*MATERIAL*
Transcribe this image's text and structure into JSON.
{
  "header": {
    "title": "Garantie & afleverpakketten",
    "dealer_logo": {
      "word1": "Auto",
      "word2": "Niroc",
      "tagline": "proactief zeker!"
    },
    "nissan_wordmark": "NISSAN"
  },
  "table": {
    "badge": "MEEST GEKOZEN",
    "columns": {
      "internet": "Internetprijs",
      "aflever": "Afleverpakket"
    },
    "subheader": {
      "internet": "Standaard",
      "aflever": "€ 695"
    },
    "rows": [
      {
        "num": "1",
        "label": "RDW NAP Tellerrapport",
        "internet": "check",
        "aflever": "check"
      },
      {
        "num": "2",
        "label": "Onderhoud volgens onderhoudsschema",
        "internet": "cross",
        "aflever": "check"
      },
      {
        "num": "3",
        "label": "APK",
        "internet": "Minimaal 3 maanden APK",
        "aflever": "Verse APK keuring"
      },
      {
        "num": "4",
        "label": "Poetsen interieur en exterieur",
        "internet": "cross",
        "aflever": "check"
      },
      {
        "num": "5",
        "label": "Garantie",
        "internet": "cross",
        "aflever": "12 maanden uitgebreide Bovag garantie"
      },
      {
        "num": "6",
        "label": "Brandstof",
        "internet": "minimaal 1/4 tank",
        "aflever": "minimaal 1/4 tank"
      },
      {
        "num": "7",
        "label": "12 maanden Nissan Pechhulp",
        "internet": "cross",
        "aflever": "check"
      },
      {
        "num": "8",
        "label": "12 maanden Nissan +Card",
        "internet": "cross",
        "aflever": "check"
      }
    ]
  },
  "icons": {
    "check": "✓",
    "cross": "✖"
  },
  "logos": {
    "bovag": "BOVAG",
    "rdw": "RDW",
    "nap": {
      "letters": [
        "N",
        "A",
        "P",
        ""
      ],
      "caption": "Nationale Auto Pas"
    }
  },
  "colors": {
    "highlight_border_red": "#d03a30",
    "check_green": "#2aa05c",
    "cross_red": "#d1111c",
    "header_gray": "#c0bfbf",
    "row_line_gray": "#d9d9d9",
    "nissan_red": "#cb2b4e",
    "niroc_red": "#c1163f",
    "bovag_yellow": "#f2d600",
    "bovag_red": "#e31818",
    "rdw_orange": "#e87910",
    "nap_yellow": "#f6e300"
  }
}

*GIVEN REQUEST*
Copy all of the data exactly.

*OUTPUT FOR THIS EXERCISE*
Transcribe this image's text and structure into JSON.
{
  "header": {
    "title": "Garantie & afleverpakketten",
    "dealer_logo": {
      "word1": "Auto",
      "word2": "Niroc",
      "tagline": "proactief zeker!"
    },
    "nissan_wordmark": "NISSAN"
  },
  "table": {
    "badge": "MEEST GEKOZEN",
    "columns": {
      "internet": "Internetprijs",
      "aflever": "Afleverpakket"
    },
    "subheader": {
      "internet": "Standaard",
      "aflever": "€ 695"
    },
    "rows": [
      {
        "num": "1",
        "label": "RDW NAP Tellerrapport",
        "internet": "check",
        "aflever": "check"
      },
      {
        "num": "2",
        "label": "Onderhoud volgens onderhoudsschema",
        "internet": "cross",
        "aflever": "check"
      },
      {
        "num": "3",
        "label": "APK",
        "internet": "Minimaal 3 maanden APK",
        "aflever": "Verse APK keuring"
      },
      {
        "num": "4",
        "label": "Poetsen interieur en exterieur",
        "internet": "cross",
        "aflever": "check"
      },
      {
        "num": "5",
        "label": "Garantie",
        "internet": "cross",
        "aflever": "12 maanden uitgebreide Bovag garantie"
      },
      {
        "num": "6",
        "label": "Brandstof",
        "internet": "minimaal 1/4 tank",
        "aflever": "minimaal 1/4 tank"
      },
      {
        "num": "7",
        "label": "12 maanden Nissan Pechhulp",
        "internet": "cross",
        "aflever": "check"
      },
      {
        "num": "8",
        "label": "12 maanden Nissan +Card",
        "internet": "cross",
        "aflever": "check"
      }
    ]
  },
  "icons": {
    "check": "✓",
    "cross": "✖"
  },
  "logos": {
    "bovag": "BOVAG",
    "rdw": "RDW",
    "nap": {
      "letters": [
        "N",
        "A",
        "P",
        ""
      ],
      "caption": "Nationale Auto Pas"
    }
  },
  "colors": {
    "highlight_border_red": "#d03a30",
    "check_green": "#2aa05c",
    "cross_red": "#d1111c",
    "header_gray": "#c0bfbf",
    "row_line_gray": "#d9d9d9",
    "nissan_red": "#cb2b4e",
    "niroc_red": "#c1163f",
    "bovag_yellow": "#f2d600",
    "bovag_red": "#e31818",
    "rdw_orange": "#e87910",
    "nap_yellow": "#f6e300"
  }
}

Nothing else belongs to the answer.